BEGIN The data
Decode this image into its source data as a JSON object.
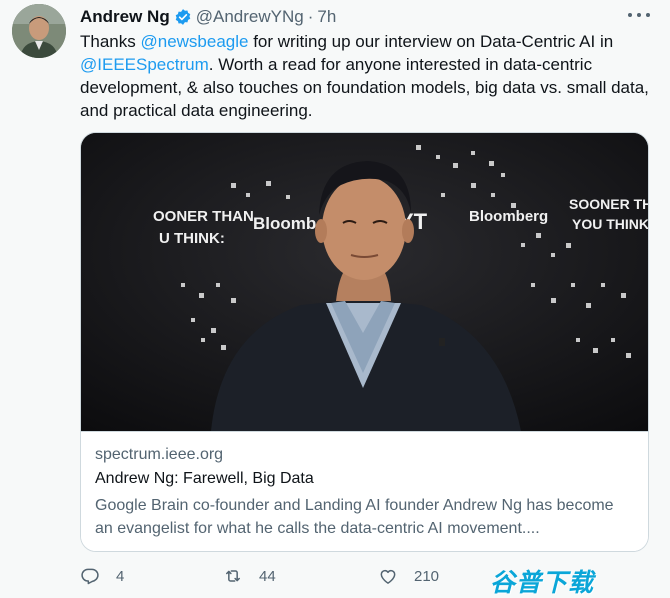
{
  "tweet": {
    "author_name": "Andrew Ng",
    "handle": "@AndrewYNg",
    "separator": "·",
    "time": "7h",
    "verified_icon": "verified-badge-icon",
    "text_prefix": "Thanks ",
    "mention_1": "@newsbeagle",
    "text_middle": " for writing up our interview on Data-Centric AI in ",
    "mention_2": "@IEEESpectrum",
    "text_suffix": ". Worth a read for anyone interested in data-centric development, & also touches on foundation models, big data vs. small data, and practical data engineering."
  },
  "card": {
    "domain": "spectrum.ieee.org",
    "title": "Andrew Ng: Farewell, Big Data",
    "description": "Google Brain co-founder and Landing AI founder Andrew Ng has become an evangelist for what he calls the data-centric AI movement....",
    "image_texts": {
      "left_1": "OONER THAN",
      "left_2": "U THINK:",
      "center_1": "Bloomberg",
      "center_2": "YT",
      "right_brand": "Bloomberg",
      "right_1": "SOONER THAN",
      "right_2": "YOU THINK:"
    }
  },
  "actions": {
    "replies": "4",
    "retweets": "44",
    "likes": "210"
  },
  "watermark": "谷普下载",
  "colors": {
    "accent": "#1d9bf0",
    "secondary_text": "#536471",
    "border": "#cfd9de",
    "background": "#f7f9f9"
  }
}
END The data
=== The request ===
Repeat the material above in full and exactly, apart from the pictures.

=== Solution to the problem ===
Decode this image into its source data as a JSON object.
{
  "tweet": {
    "author_name": "Andrew Ng",
    "handle": "@AndrewYNg",
    "separator": "·",
    "time": "7h",
    "verified_icon": "verified-badge-icon",
    "text_prefix": "Thanks ",
    "mention_1": "@newsbeagle",
    "text_middle": " for writing up our interview on Data-Centric AI in ",
    "mention_2": "@IEEESpectrum",
    "text_suffix": ". Worth a read for anyone interested in data-centric development, & also touches on foundation models, big data vs. small data, and practical data engineering."
  },
  "card": {
    "domain": "spectrum.ieee.org",
    "title": "Andrew Ng: Farewell, Big Data",
    "description": "Google Brain co-founder and Landing AI founder Andrew Ng has become an evangelist for what he calls the data-centric AI movement....",
    "image_texts": {
      "left_1": "OONER THAN",
      "left_2": "U THINK:",
      "center_1": "Bloomberg",
      "center_2": "YT",
      "right_brand": "Bloomberg",
      "right_1": "SOONER THAN",
      "right_2": "YOU THINK:"
    }
  },
  "actions": {
    "replies": "4",
    "retweets": "44",
    "likes": "210"
  },
  "watermark": "谷普下载",
  "colors": {
    "accent": "#1d9bf0",
    "secondary_text": "#536471",
    "border": "#cfd9de",
    "background": "#f7f9f9"
  }
}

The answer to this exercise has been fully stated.